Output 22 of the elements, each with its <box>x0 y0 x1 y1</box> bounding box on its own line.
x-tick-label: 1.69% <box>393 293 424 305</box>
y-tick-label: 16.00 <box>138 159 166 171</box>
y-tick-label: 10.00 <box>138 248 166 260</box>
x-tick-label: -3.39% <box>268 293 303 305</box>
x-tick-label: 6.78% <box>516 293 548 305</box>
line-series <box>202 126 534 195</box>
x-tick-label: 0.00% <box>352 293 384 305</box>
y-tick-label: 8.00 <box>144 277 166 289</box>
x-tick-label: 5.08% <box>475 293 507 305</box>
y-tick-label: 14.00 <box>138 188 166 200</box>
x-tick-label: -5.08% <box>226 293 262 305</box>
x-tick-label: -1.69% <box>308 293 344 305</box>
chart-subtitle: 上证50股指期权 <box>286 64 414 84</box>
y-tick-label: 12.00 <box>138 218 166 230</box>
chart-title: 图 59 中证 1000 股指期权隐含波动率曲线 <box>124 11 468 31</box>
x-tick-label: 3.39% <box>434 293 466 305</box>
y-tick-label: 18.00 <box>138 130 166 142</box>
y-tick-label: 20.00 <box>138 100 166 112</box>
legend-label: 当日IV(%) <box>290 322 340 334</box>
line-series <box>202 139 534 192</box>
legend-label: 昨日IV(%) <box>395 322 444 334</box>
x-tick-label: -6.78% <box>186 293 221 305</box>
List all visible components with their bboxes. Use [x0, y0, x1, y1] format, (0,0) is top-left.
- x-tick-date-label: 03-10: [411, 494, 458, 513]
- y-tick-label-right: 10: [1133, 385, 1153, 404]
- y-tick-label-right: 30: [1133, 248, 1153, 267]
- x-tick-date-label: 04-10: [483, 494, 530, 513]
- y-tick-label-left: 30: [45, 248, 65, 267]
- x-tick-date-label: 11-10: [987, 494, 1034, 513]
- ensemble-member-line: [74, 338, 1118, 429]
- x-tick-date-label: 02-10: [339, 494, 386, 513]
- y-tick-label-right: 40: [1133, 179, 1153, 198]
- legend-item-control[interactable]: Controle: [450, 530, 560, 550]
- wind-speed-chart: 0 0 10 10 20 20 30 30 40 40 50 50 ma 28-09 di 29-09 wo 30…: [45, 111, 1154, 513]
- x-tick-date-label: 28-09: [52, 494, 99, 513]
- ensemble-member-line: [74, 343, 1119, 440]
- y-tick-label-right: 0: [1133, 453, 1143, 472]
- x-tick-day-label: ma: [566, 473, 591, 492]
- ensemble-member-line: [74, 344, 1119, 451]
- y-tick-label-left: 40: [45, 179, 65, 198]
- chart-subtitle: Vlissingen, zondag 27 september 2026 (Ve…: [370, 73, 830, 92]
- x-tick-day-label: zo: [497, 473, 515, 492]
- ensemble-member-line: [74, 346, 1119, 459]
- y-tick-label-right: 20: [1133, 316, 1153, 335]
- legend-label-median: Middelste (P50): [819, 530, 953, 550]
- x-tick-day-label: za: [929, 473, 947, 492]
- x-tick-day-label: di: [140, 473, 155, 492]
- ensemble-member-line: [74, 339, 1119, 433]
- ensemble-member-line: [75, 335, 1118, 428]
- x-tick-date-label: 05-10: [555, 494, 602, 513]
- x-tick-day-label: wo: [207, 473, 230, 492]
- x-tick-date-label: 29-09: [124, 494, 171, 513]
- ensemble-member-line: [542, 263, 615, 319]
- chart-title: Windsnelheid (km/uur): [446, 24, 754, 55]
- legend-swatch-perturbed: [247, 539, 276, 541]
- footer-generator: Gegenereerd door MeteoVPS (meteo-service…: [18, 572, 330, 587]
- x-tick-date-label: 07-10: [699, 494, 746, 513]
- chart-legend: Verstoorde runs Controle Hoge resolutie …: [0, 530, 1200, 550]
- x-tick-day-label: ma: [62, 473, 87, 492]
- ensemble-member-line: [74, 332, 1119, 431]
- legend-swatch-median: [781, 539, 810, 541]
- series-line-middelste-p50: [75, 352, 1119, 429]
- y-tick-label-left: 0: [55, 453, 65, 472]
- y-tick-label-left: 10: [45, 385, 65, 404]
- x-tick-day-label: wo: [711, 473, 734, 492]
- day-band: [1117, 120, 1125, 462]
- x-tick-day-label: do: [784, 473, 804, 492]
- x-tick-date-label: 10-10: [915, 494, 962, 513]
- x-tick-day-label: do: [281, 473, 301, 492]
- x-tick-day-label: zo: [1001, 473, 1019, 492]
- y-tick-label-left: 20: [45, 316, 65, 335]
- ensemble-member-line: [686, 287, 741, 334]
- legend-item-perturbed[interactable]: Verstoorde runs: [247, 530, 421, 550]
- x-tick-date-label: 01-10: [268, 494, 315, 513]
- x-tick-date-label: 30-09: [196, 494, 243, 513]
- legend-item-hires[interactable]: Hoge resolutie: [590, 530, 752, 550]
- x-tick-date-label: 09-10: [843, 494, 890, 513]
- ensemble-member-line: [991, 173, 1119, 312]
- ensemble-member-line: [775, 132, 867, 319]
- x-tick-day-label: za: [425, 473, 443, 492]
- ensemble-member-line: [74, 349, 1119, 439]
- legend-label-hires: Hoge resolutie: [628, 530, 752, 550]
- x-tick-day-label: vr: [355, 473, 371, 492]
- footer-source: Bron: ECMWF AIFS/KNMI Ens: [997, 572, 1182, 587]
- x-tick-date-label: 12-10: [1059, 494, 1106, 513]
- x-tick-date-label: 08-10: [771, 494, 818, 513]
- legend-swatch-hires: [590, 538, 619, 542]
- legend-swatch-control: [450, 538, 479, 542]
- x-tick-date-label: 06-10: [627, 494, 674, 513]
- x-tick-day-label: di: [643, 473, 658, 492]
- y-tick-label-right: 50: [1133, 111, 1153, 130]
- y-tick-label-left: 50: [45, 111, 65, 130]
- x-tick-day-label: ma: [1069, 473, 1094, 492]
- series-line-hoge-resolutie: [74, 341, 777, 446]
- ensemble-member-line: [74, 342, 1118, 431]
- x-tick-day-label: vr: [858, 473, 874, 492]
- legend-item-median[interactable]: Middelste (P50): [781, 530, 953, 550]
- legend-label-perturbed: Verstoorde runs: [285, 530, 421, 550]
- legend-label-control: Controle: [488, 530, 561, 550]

**Exercise objective:** Please rewrite the material from its first line up to and including the line with "x-tick-label: -3.39% <box>268", changing "x-tick-label" to "x-axis-label" and leaving everything else as it is.

**Correct output:**
Output 22 of the elements, each with its <box>x0 y0 x1 y1</box> bounding box on its own line.
x-axis-label: 1.69% <box>393 293 424 305</box>
y-tick-label: 16.00 <box>138 159 166 171</box>
y-tick-label: 10.00 <box>138 248 166 260</box>
x-axis-label: -3.39% <box>268 293 303 305</box>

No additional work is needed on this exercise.